Task description → From the entries below, please gather each line containing the string "Field".

Some records:
● ● ● ● ● ● ●
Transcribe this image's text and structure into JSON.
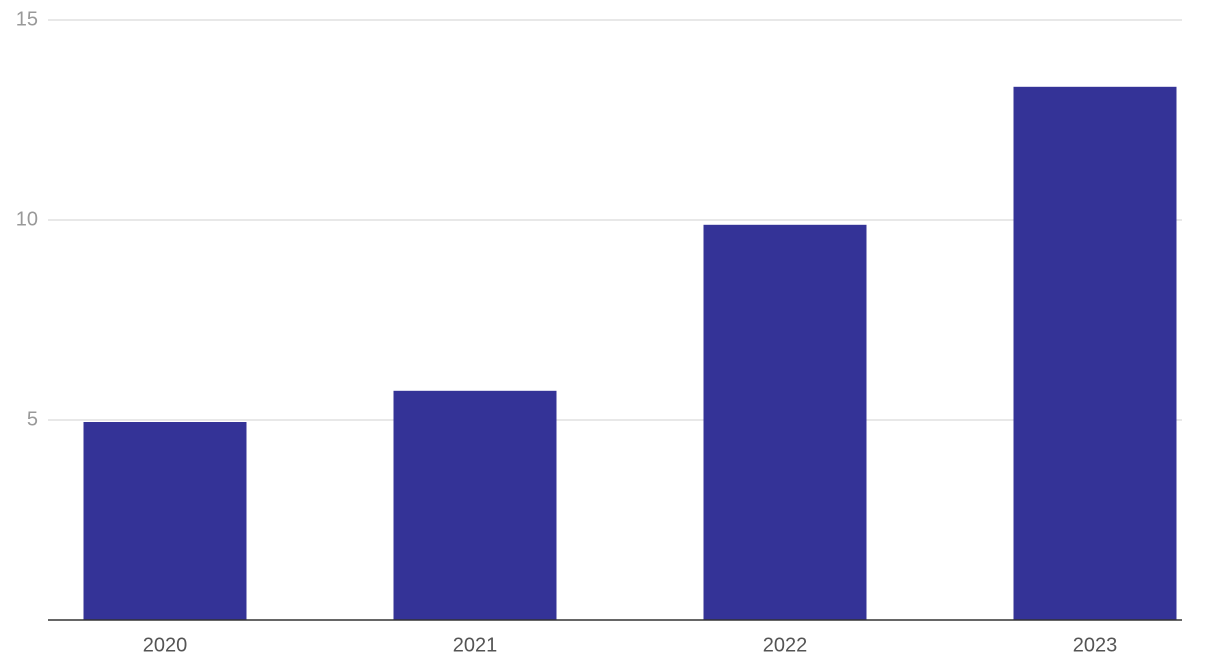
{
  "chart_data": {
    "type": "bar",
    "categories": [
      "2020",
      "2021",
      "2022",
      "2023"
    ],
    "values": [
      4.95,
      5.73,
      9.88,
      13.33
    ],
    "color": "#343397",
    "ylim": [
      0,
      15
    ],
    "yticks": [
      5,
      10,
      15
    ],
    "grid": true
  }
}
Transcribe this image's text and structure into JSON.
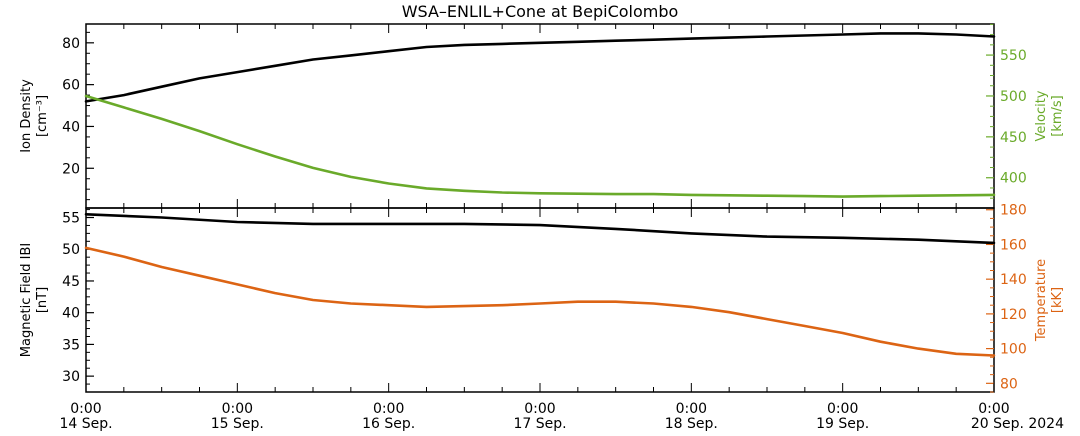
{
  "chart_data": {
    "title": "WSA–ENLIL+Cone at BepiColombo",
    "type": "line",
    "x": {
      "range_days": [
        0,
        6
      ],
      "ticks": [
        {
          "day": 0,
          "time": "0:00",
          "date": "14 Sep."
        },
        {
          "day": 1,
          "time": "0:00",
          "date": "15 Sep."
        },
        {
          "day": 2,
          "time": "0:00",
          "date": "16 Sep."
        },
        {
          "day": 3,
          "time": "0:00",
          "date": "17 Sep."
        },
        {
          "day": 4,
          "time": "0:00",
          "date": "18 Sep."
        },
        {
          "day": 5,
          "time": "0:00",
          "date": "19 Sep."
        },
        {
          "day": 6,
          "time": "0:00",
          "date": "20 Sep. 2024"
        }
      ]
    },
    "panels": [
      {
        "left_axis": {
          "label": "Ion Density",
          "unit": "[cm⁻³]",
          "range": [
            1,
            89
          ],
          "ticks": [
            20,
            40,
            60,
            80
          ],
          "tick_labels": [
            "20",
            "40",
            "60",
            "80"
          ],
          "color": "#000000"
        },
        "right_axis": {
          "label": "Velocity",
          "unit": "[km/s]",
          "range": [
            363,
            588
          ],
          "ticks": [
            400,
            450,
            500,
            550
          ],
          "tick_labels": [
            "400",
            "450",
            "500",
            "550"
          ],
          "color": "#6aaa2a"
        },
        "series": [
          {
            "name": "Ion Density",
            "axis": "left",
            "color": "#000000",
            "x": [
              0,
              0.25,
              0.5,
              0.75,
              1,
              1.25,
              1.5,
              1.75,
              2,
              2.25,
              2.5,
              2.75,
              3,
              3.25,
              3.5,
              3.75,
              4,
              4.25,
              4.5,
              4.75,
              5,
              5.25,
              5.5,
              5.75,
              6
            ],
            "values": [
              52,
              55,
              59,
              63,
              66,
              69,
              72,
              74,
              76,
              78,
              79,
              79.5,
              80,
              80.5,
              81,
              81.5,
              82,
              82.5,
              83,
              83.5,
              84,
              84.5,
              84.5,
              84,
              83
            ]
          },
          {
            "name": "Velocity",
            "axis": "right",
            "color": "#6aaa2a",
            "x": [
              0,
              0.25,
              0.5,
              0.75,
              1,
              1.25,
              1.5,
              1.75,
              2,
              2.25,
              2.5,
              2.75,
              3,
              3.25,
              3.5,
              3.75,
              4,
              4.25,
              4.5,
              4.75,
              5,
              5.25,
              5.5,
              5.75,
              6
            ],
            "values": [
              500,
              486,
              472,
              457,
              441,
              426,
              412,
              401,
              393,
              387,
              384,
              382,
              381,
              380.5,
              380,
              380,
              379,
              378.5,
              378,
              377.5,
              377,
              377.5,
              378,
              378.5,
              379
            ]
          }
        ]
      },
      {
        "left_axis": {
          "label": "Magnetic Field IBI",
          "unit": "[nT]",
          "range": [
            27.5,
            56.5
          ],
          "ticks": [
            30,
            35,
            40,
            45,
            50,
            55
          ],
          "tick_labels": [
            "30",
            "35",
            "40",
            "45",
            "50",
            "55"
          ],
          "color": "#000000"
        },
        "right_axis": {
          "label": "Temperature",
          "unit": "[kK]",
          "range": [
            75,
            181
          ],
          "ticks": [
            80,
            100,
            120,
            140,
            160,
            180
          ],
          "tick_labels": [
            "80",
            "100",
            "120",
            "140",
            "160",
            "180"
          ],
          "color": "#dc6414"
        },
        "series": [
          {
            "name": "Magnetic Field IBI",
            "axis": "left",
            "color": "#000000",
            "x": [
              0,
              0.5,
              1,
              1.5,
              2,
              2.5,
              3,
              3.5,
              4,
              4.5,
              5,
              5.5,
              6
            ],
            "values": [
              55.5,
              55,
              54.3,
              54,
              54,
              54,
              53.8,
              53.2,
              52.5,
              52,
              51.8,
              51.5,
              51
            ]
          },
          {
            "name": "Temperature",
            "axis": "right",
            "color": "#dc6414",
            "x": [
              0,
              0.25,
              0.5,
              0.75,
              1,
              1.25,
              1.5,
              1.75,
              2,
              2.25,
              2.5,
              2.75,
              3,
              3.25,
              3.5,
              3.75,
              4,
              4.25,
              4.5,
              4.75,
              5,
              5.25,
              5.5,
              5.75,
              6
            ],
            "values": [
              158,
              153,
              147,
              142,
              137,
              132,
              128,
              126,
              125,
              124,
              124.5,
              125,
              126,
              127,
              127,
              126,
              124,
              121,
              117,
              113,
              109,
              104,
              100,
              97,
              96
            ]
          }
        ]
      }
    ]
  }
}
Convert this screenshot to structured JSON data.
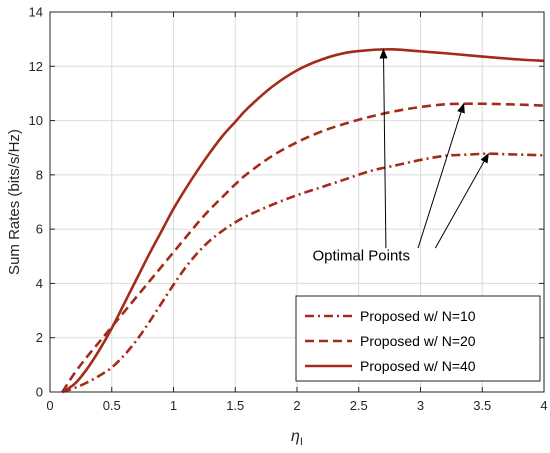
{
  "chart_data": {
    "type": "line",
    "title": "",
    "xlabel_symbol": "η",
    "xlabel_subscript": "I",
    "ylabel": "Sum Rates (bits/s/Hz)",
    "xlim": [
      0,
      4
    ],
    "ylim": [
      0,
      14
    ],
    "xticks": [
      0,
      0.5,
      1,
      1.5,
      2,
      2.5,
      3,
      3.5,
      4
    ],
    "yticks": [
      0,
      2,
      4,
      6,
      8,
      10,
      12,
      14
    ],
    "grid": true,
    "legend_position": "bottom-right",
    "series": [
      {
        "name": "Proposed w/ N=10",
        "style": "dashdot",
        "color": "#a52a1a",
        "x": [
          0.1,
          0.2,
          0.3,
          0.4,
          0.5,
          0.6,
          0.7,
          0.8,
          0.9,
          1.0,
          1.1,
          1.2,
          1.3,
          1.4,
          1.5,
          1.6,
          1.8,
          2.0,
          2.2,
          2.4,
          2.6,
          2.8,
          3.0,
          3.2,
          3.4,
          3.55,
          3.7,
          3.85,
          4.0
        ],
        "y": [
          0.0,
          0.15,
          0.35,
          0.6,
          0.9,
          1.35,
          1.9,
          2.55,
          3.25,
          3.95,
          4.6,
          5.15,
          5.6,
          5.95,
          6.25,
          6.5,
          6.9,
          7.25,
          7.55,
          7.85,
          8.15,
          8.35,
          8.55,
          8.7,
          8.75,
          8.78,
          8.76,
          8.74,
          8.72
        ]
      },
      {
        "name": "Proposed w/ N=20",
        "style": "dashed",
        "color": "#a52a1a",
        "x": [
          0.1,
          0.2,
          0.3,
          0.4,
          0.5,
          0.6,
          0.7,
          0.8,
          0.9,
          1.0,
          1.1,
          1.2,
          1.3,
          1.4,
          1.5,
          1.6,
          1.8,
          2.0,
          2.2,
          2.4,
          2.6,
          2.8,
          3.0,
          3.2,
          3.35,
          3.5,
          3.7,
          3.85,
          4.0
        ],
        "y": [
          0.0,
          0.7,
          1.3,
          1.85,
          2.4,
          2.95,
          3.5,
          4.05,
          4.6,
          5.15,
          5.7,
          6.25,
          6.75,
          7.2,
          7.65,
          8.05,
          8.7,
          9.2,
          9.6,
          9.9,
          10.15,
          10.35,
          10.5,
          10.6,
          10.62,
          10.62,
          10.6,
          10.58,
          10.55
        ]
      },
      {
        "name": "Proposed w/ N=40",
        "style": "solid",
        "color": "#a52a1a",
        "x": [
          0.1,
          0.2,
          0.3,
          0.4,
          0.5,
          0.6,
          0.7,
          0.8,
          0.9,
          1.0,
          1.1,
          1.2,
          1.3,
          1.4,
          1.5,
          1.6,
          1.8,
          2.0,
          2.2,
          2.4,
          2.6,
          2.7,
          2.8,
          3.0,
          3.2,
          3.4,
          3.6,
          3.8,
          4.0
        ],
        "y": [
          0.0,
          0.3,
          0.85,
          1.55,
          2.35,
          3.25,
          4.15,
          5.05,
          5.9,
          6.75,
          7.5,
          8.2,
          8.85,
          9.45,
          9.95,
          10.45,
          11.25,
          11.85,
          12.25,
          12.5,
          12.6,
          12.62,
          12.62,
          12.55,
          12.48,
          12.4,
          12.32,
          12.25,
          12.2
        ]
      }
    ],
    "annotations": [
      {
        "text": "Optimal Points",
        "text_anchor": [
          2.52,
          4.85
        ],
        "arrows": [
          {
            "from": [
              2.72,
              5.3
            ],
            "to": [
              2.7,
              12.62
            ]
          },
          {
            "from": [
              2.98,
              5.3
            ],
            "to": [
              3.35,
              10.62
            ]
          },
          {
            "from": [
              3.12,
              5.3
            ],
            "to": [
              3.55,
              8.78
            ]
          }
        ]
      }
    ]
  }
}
● ● ● ● ● ● ●
Exercise result →
          "label": "Magnetic Field IBI",
            "name": "Magnetic Field IBI",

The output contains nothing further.